PROVIDED DATA:
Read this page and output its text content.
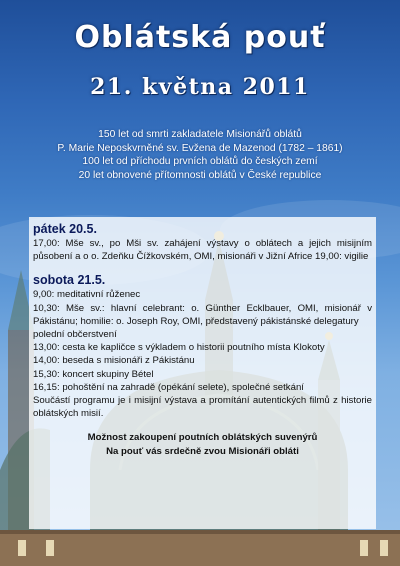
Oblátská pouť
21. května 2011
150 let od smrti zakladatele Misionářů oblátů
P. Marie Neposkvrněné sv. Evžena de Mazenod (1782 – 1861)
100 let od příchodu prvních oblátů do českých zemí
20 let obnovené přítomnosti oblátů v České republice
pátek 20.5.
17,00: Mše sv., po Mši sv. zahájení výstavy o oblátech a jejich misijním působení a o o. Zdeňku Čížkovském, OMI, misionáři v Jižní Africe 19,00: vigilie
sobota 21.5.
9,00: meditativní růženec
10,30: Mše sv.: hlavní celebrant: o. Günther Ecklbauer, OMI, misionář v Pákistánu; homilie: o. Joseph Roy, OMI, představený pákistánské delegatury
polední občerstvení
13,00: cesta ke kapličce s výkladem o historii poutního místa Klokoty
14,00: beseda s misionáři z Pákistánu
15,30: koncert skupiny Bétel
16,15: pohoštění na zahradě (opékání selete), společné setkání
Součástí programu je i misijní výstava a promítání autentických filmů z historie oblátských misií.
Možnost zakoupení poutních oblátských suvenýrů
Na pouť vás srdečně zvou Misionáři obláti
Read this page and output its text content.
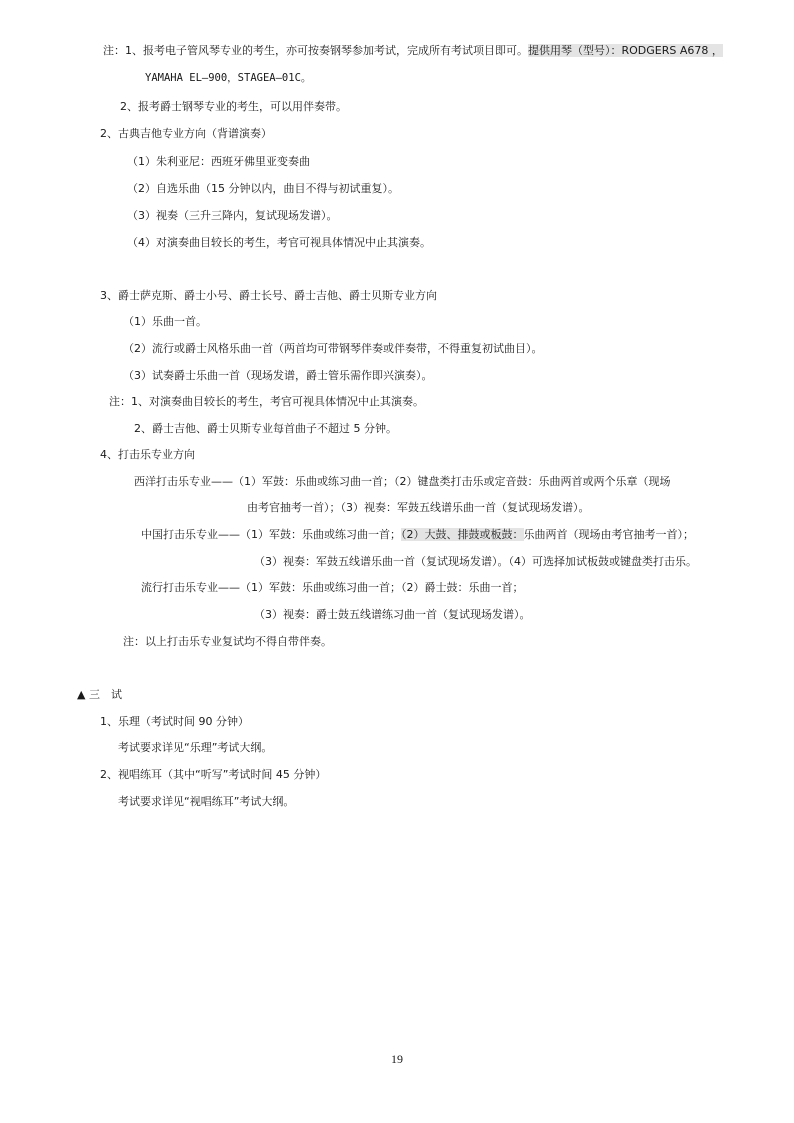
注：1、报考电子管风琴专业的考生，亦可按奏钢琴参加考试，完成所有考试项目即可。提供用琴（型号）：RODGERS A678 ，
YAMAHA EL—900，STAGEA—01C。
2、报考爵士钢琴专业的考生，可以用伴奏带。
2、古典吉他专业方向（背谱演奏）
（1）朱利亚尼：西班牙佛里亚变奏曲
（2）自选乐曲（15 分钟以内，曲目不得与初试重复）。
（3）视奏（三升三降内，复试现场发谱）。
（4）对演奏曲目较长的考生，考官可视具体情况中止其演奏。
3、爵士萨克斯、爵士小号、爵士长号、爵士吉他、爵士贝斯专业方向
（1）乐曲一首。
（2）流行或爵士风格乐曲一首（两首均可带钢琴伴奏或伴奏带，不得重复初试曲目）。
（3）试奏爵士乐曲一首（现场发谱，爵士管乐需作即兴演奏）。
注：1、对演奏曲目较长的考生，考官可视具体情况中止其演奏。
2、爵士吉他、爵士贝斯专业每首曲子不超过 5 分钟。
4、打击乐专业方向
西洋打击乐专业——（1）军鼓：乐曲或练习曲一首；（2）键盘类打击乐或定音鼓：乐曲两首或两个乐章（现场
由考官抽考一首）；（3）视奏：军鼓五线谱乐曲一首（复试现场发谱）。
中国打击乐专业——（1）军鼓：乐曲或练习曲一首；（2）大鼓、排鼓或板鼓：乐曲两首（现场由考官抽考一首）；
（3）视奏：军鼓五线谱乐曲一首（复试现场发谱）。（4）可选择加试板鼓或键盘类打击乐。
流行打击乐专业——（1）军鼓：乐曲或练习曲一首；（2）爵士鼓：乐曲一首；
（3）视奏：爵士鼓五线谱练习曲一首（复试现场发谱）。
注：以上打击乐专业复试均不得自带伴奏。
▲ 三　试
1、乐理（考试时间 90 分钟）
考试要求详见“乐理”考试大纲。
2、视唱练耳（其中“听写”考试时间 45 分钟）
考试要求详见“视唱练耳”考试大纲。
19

REQUIRED WORK: Can the entries above be repeated exactly, without their pictures?

TASK ANSWER:
Read this page and output its text content.
Oblátská pouť
21. května 2011
150 let od smrti zakladatele Misionářů oblátů
P. Marie Neposkvrněné sv. Evžena de Mazenod (1782 – 1861)
100 let od příchodu prvních oblátů do českých zemí
20 let obnovené přítomnosti oblátů v České republice
pátek 20.5.
17,00: Mše sv., po Mši sv. zahájení výstavy o oblátech a jejich misijním působení a o o. Zdeňku Čížkovském, OMI, misionáři v Jižní Africe 19,00: vigilie
sobota 21.5.
9,00: meditativní růženec
10,30: Mše sv.: hlavní celebrant: o. Günther Ecklbauer, OMI, misionář v Pákistánu; homilie: o. Joseph Roy, OMI, představený pákistánské delegatury
polední občerstvení
13,00: cesta ke kapličce s výkladem o historii poutního místa Klokoty
14,00: beseda s misionáři z Pákistánu
15,30: koncert skupiny Bétel
16,15: pohoštění na zahradě (opékání selete), společné setkání
Součástí programu je i misijní výstava a promítání autentických filmů z historie oblátských misií.
Možnost zakoupení poutních oblátských suvenýrů
Na pouť vás srdečně zvou Misionáři obláti
Read this page and output its text content.
注：1、报考电子管风琴专业的考生，亦可按奏钢琴参加考试，完成所有考试项目即可。提供用琴（型号）：RODGERS A678 ，
YAMAHA EL—900，STAGEA—01C。
2、报考爵士钢琴专业的考生，可以用伴奏带。
2、古典吉他专业方向（背谱演奏）
（1）朱利亚尼：西班牙佛里亚变奏曲
（2）自选乐曲（15 分钟以内，曲目不得与初试重复）。
（3）视奏（三升三降内，复试现场发谱）。
（4）对演奏曲目较长的考生，考官可视具体情况中止其演奏。
3、爵士萨克斯、爵士小号、爵士长号、爵士吉他、爵士贝斯专业方向
（1）乐曲一首。
（2）流行或爵士风格乐曲一首（两首均可带钢琴伴奏或伴奏带，不得重复初试曲目）。
（3）试奏爵士乐曲一首（现场发谱，爵士管乐需作即兴演奏）。
注：1、对演奏曲目较长的考生，考官可视具体情况中止其演奏。
2、爵士吉他、爵士贝斯专业每首曲子不超过 5 分钟。
4、打击乐专业方向
西洋打击乐专业——（1）军鼓：乐曲或练习曲一首；（2）键盘类打击乐或定音鼓：乐曲两首或两个乐章（现场
由考官抽考一首）；（3）视奏：军鼓五线谱乐曲一首（复试现场发谱）。
中国打击乐专业——（1）军鼓：乐曲或练习曲一首；（2）大鼓、排鼓或板鼓：乐曲两首（现场由考官抽考一首）；
（3）视奏：军鼓五线谱乐曲一首（复试现场发谱）。（4）可选择加试板鼓或键盘类打击乐。
流行打击乐专业——（1）军鼓：乐曲或练习曲一首；（2）爵士鼓：乐曲一首；
（3）视奏：爵士鼓五线谱练习曲一首（复试现场发谱）。
注：以上打击乐专业复试均不得自带伴奏。
▲ 三　试
1、乐理（考试时间 90 分钟）
考试要求详见“乐理”考试大纲。
2、视唱练耳（其中“听写”考试时间 45 分钟）
考试要求详见“视唱练耳”考试大纲。
19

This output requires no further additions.